Determine how many lines contain the string "stellen", then reply with that figure only.

______

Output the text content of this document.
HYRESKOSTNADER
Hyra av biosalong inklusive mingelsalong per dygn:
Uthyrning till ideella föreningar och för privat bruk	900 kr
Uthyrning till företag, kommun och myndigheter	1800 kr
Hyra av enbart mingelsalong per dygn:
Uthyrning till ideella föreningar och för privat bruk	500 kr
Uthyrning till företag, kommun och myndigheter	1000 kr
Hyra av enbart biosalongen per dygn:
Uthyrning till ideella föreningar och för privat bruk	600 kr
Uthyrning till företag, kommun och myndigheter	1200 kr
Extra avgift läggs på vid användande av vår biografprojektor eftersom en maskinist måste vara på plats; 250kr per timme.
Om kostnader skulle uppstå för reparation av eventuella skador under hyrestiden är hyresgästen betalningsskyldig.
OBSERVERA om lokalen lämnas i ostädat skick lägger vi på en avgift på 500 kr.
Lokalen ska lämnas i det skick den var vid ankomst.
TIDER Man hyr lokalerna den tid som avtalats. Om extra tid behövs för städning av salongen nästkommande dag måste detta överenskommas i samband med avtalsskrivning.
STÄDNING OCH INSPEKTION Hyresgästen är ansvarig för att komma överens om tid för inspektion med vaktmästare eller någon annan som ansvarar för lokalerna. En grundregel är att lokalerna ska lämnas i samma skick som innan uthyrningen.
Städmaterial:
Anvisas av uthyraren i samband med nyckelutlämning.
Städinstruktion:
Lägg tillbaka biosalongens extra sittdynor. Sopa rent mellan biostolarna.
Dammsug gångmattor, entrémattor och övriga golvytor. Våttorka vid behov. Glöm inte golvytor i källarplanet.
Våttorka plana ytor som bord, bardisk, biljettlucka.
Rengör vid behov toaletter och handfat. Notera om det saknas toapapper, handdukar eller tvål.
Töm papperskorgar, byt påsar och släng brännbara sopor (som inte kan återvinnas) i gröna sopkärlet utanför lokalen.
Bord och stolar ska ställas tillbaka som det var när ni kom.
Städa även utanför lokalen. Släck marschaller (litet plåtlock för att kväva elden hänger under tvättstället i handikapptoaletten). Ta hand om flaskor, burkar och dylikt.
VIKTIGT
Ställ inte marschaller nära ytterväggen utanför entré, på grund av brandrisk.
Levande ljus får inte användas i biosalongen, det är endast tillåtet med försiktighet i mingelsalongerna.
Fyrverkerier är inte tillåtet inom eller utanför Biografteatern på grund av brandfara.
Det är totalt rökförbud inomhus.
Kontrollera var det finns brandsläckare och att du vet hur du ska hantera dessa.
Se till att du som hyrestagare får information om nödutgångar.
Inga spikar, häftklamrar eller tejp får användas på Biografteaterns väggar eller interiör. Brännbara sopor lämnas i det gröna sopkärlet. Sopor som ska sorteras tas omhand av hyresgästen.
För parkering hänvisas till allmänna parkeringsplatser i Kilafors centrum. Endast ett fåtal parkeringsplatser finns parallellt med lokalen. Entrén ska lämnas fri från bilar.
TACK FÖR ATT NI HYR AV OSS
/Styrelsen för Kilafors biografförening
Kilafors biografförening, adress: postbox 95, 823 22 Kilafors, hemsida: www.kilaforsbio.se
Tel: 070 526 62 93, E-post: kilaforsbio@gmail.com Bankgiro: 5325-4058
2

______

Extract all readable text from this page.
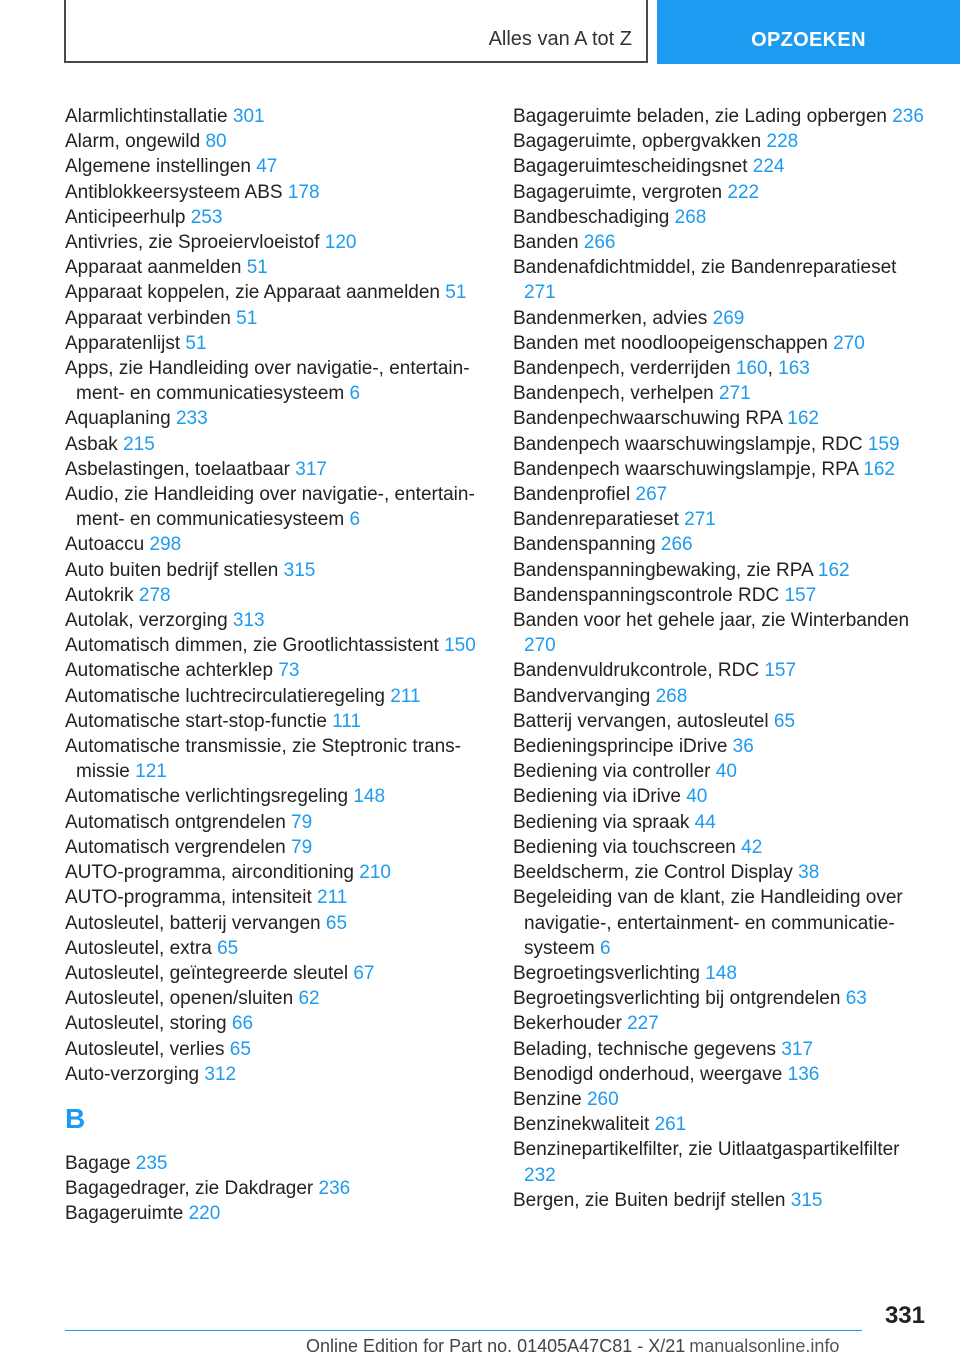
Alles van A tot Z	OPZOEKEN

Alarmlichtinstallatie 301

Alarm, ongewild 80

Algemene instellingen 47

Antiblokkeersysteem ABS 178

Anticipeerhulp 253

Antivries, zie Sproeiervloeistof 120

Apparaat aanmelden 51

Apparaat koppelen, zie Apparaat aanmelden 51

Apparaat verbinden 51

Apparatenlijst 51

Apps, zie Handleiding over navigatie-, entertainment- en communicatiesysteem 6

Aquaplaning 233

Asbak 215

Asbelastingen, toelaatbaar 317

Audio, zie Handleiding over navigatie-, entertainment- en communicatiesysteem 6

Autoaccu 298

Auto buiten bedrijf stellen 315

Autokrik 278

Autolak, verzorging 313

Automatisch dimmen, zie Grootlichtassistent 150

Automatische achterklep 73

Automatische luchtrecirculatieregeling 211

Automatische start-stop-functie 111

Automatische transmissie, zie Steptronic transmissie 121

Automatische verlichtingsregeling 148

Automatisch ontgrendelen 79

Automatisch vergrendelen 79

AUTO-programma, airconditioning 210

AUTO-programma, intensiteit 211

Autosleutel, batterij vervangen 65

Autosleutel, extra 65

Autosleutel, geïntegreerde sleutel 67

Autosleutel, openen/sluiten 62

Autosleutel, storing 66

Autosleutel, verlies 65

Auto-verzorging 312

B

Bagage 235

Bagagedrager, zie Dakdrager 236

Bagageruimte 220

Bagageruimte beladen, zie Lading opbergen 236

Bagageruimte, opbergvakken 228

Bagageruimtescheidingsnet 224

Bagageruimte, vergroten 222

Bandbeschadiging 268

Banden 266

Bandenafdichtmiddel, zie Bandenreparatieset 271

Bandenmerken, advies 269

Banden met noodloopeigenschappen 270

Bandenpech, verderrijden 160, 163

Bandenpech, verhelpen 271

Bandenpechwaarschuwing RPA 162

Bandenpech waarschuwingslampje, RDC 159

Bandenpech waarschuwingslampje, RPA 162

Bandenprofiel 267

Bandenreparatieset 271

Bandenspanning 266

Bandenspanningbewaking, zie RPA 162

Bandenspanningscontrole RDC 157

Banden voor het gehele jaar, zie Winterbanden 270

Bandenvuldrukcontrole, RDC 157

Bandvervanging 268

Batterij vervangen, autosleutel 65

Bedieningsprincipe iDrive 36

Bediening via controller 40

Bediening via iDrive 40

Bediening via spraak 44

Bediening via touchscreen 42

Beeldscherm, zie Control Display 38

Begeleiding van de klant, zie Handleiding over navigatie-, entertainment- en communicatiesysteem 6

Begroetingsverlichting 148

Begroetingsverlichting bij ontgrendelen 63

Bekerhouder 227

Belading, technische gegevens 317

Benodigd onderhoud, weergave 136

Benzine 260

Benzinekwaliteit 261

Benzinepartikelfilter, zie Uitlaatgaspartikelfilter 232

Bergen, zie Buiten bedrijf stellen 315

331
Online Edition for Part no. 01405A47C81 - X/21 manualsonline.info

______

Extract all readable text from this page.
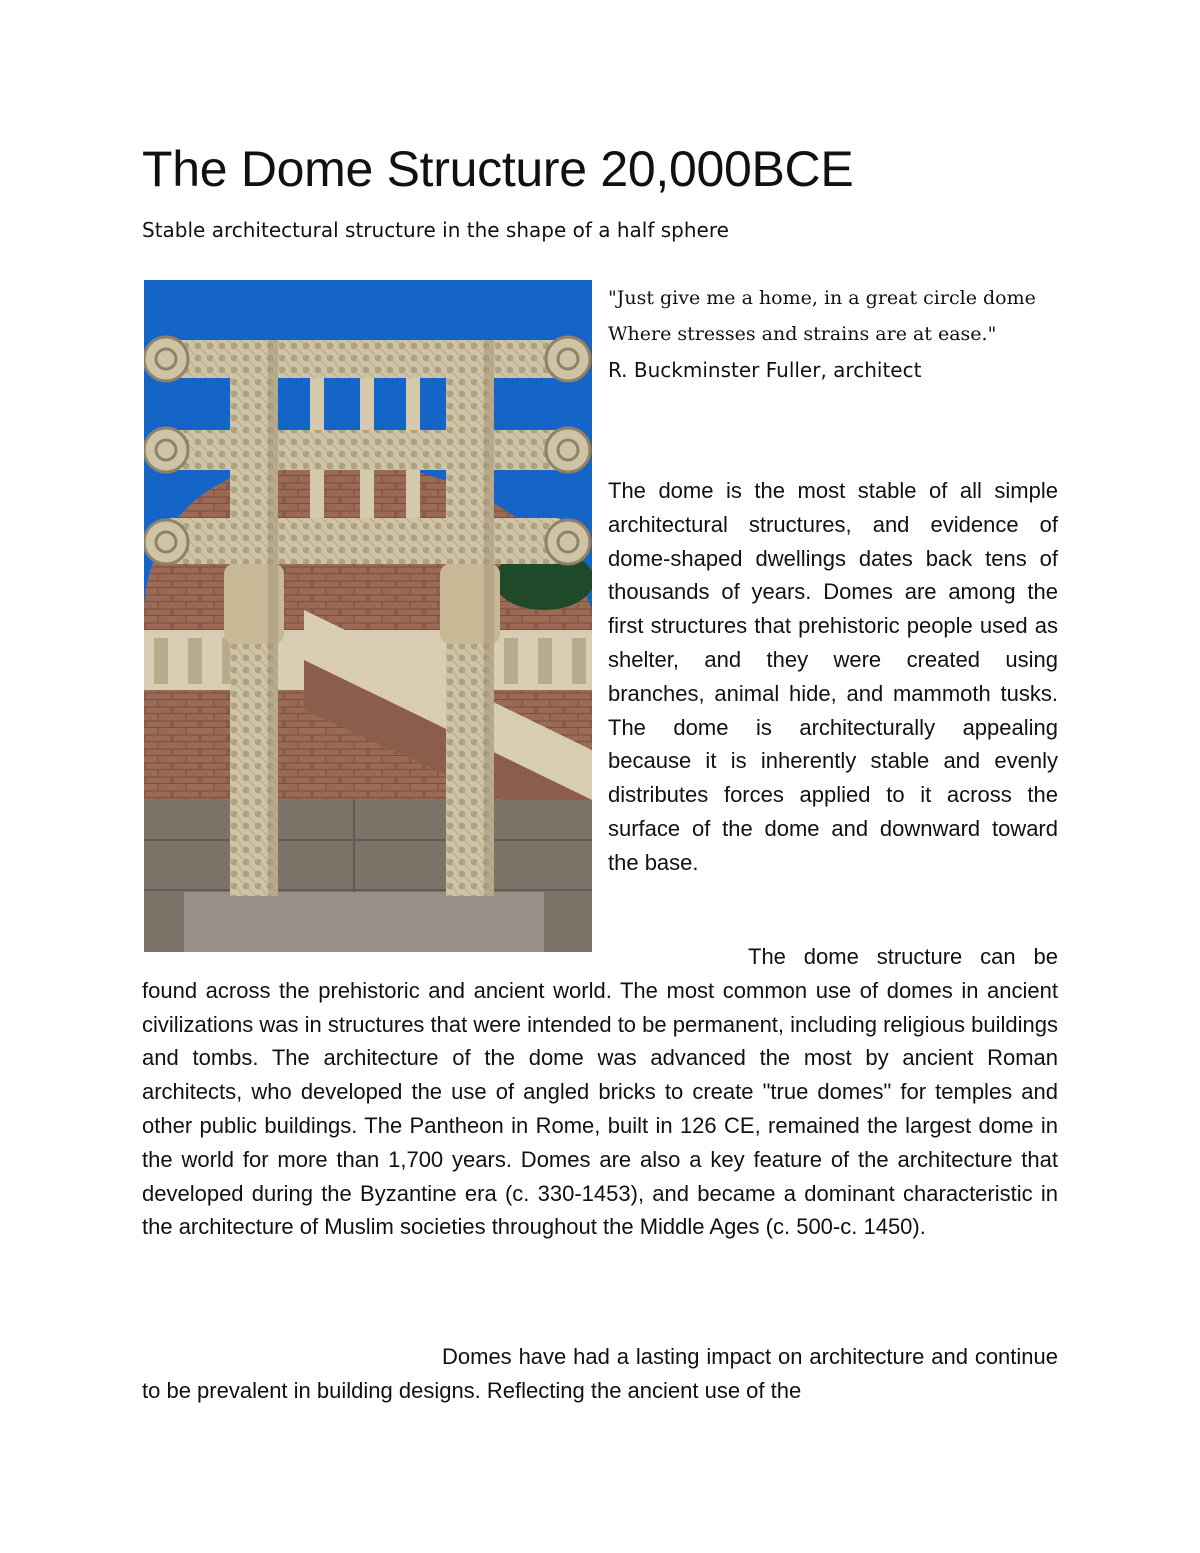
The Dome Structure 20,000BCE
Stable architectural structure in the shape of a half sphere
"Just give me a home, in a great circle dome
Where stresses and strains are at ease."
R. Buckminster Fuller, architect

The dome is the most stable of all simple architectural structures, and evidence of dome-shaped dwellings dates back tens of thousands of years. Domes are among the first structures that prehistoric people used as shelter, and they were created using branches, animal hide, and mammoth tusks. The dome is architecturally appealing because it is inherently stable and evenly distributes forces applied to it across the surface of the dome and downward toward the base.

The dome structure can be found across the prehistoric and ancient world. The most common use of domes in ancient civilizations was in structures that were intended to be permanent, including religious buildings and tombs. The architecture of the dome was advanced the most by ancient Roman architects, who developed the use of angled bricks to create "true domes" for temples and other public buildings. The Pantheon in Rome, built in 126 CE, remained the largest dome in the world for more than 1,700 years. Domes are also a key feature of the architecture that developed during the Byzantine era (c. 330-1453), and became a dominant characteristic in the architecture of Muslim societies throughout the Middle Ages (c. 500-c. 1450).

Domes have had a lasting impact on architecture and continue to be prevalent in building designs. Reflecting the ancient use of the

______

- Correct response -
2